═════ DATA TO PROCESS

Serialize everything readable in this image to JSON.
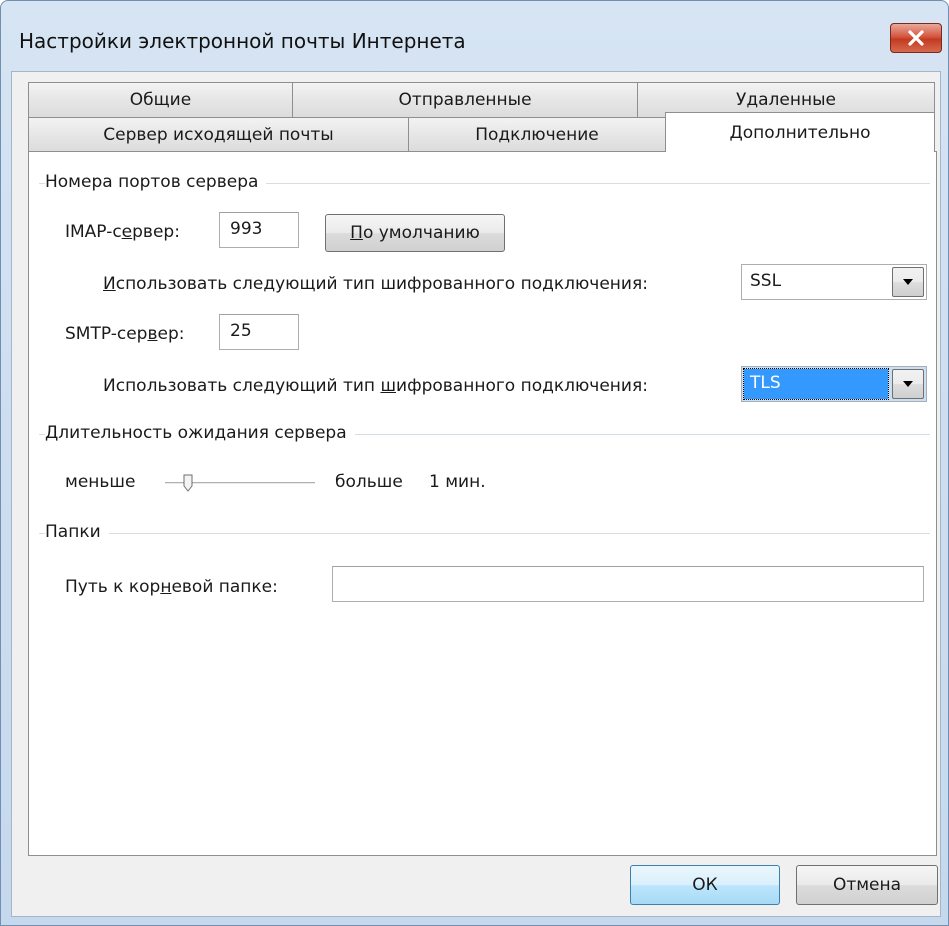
{
  "window": {
    "title": "Настройки электронной почты Интернета"
  },
  "tabs": {
    "row_back": [
      "Общие",
      "Отправленные",
      "Удаленные"
    ],
    "row_front": [
      "Сервер исходящей почты",
      "Подключение",
      "Дополнительно"
    ],
    "active": "Дополнительно"
  },
  "ports": {
    "group_label": "Номера портов сервера",
    "imap_label": "IMAP-сервер:",
    "imap_value": "993",
    "default_button": "По умолчанию",
    "imap_encryption_label": "Использовать следующий тип шифрованного подключения:",
    "imap_encryption_value": "SSL",
    "smtp_label": "SMTP-сервер:",
    "smtp_value": "25",
    "smtp_encryption_label": "Использовать следующий тип шифрованного подключения:",
    "smtp_encryption_value": "TLS"
  },
  "timeout": {
    "group_label": "Длительность ожидания сервера",
    "less_label": "меньше",
    "more_label": "больше",
    "value_label": "1 мин.",
    "slider_fraction": 0.0
  },
  "folders": {
    "group_label": "Папки",
    "root_path_label": "Путь к корневой папке:",
    "root_path_value": ""
  },
  "footer": {
    "ok_label": "ОК",
    "cancel_label": "Отмена"
  }
}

══════════

> **WORK TO COMPLETE**:
Extract, from the listing above, every line where the string "сервера" occurs.

> **EXPECTED ANSWER**:
    "group_label": "Номера портов сервера",
    "group_label": "Длительность ожидания сервера",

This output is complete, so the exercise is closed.